■ WHAT TO WORK ON ■
Read the records below. Copy each line where the string "because" occurs.

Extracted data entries
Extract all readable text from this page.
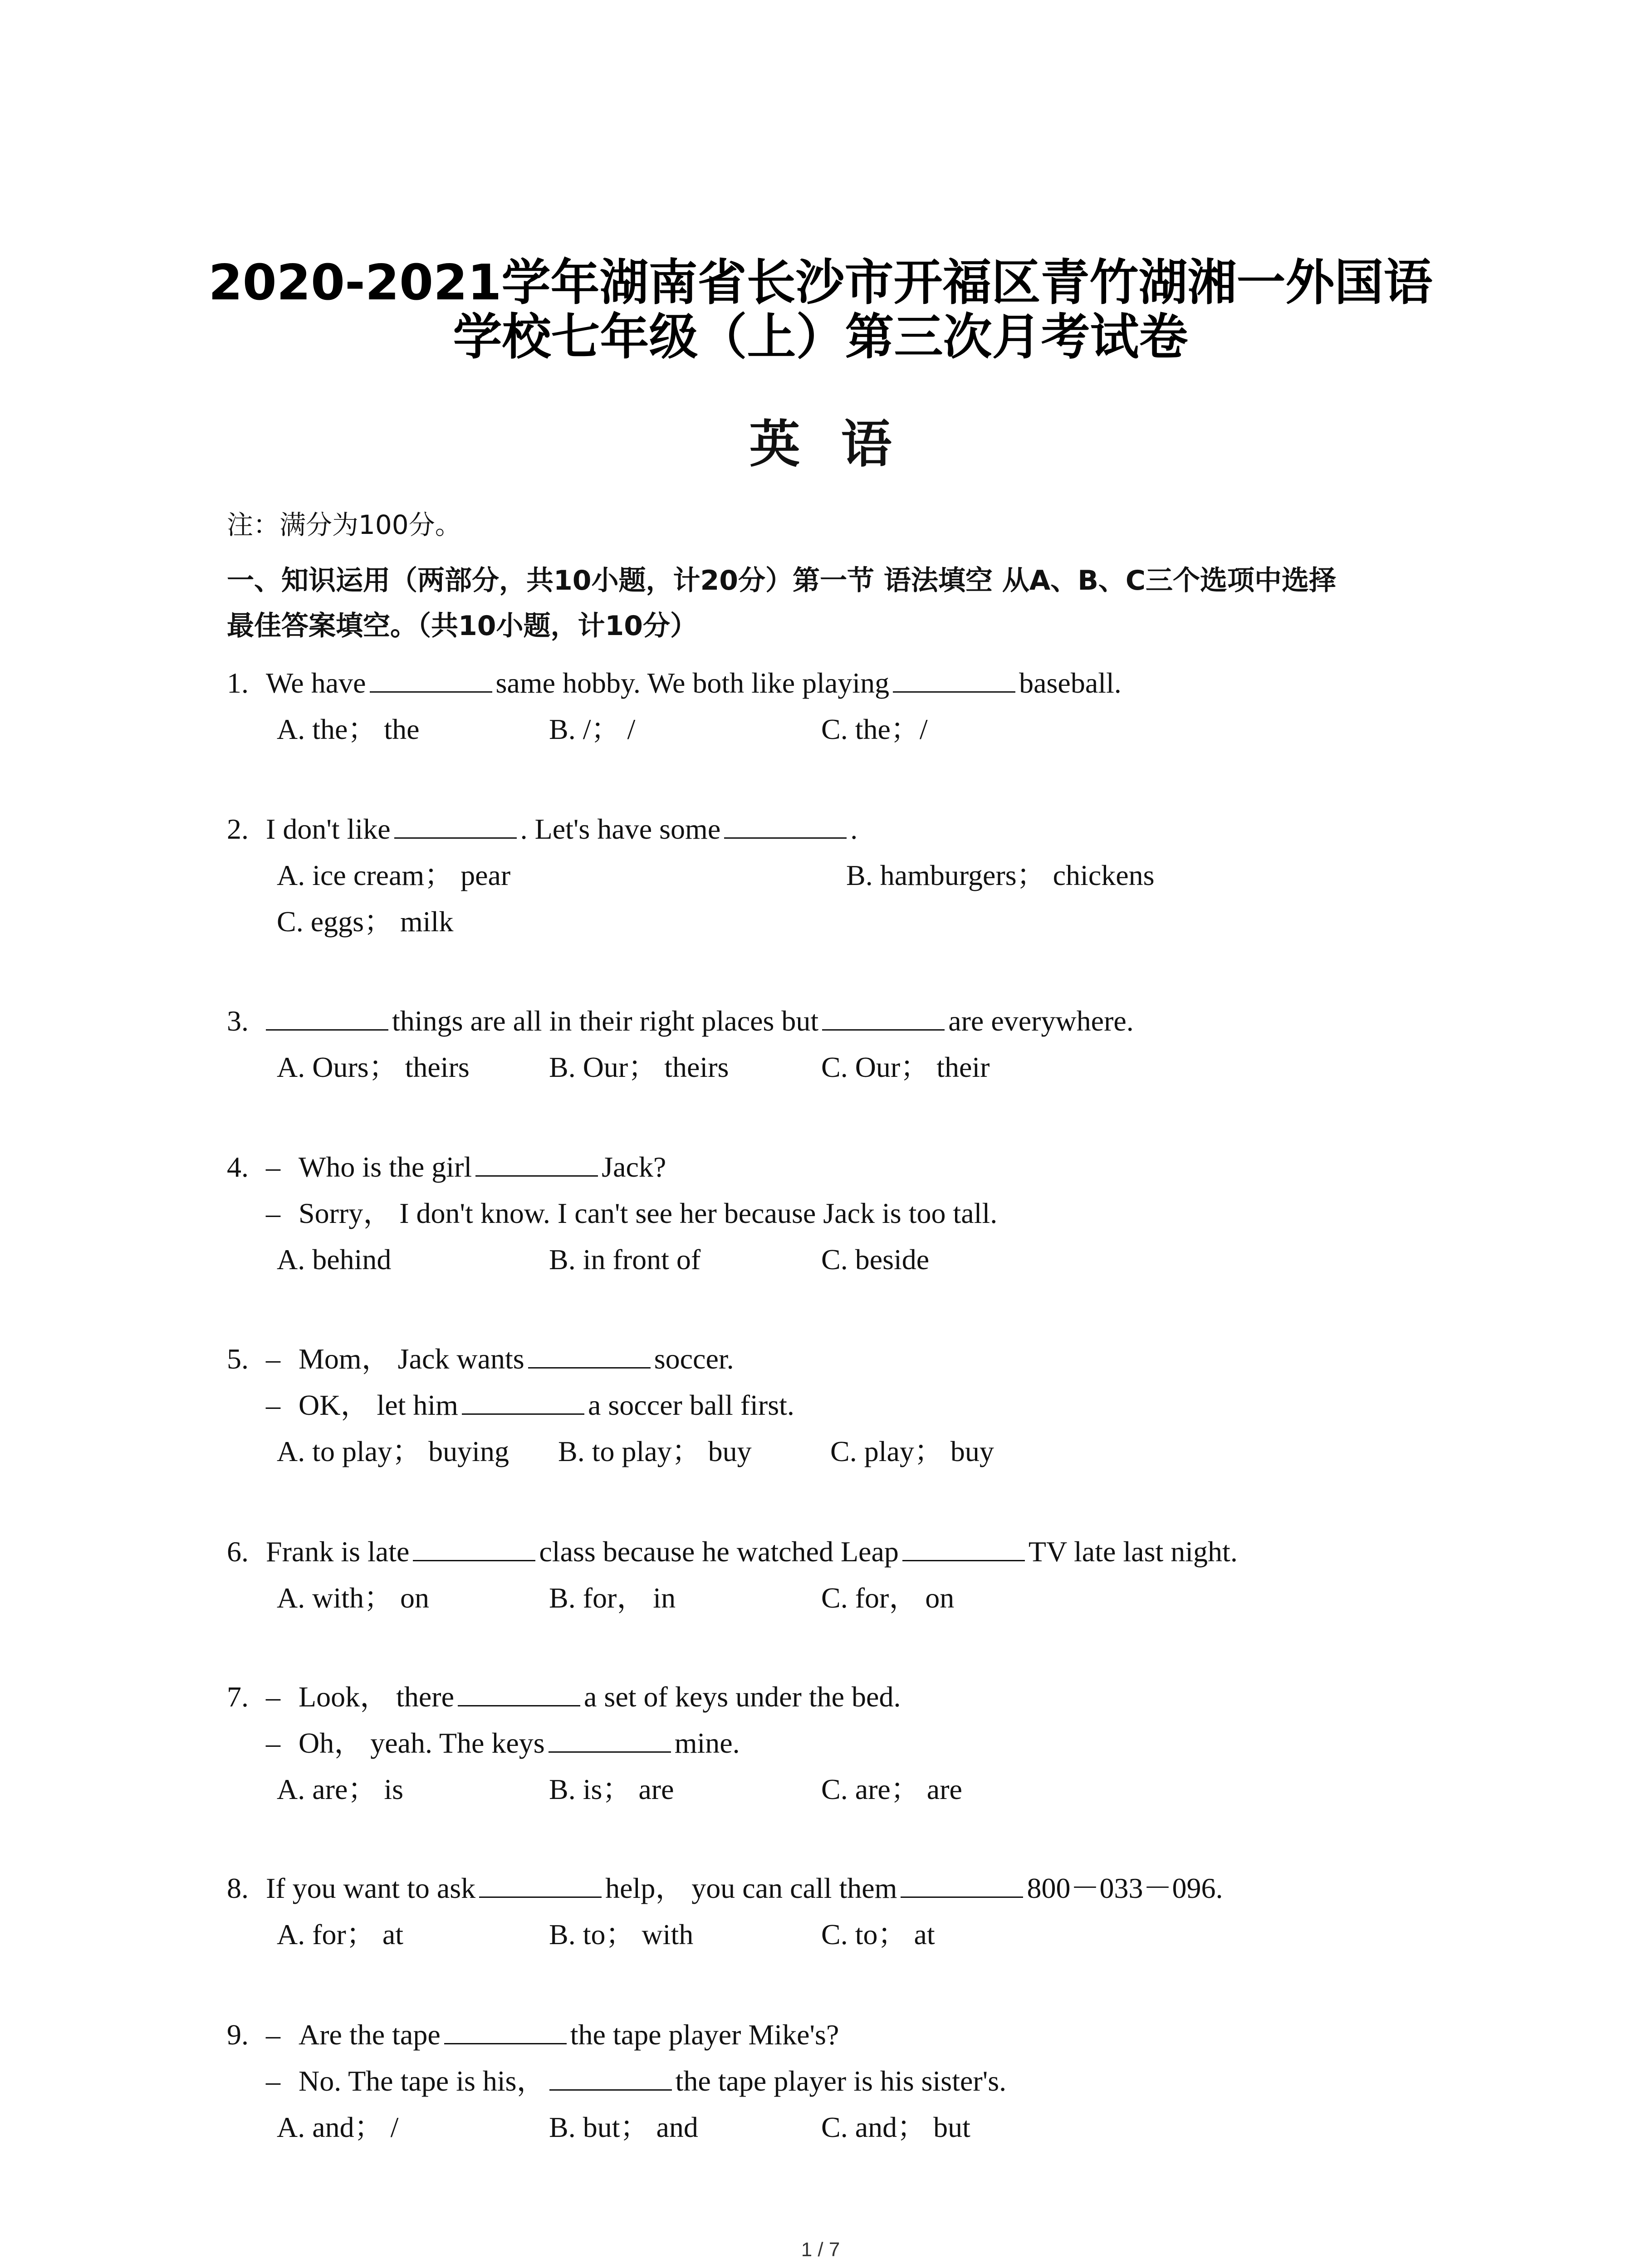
2020-2021学年湖南省长沙市开福区青竹湖湘一外国语
学校七年级（上）第三次月考试卷
英语
注：满分为100分。
一、知识运用（两部分，共10小题，计20分）第一节 语法填空 从A、B、C三个选项中选择
最佳答案填空。（共10小题，计10分）
1. We have	same hobby. We both like playing	baseball.
A. the； the	B. /； /	C. the；/
2. I don't like	. Let's have some	.
A. ice cream； pear	B. hamburgers； chickens
C. eggs； milk
3.	things are all in their right places but	are everywhere.
A. Ours； theirs	B. Our； theirs	C. Our； their
4. – Who is the girl	Jack?
– Sorry， I don't know. I can't see her because Jack is too tall.
A. behind	B. in front of	C. beside
5. – Mom， Jack wants	soccer.
– OK， let him	a soccer ball first.
A. to play； buying B. to play； buy	C. play； buy
6. Frank is late	class because he watched Leap	TV late last night.
A. with； on	B. for， in	C. for， on
7. – Look， there	a set of keys under the bed.
– Oh， yeah. The keys	mine.
A. are； is	B. is； are	C. are； are
8. If you want to ask	help， you can call them	800－033－096.
A. for； at	B. to； with	C. to； at
9. – Are the tape	the tape player Mike's?
– No. The tape is his，	the tape player is his sister's.
A. and； /	B. but； and	C. and； but
1 / 7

■ RIGHT ANSWER ■
– Sorry， I don't know. I can't see her because Jack is too tall.
6. Frank is late	class because he watched Leap	TV late last night.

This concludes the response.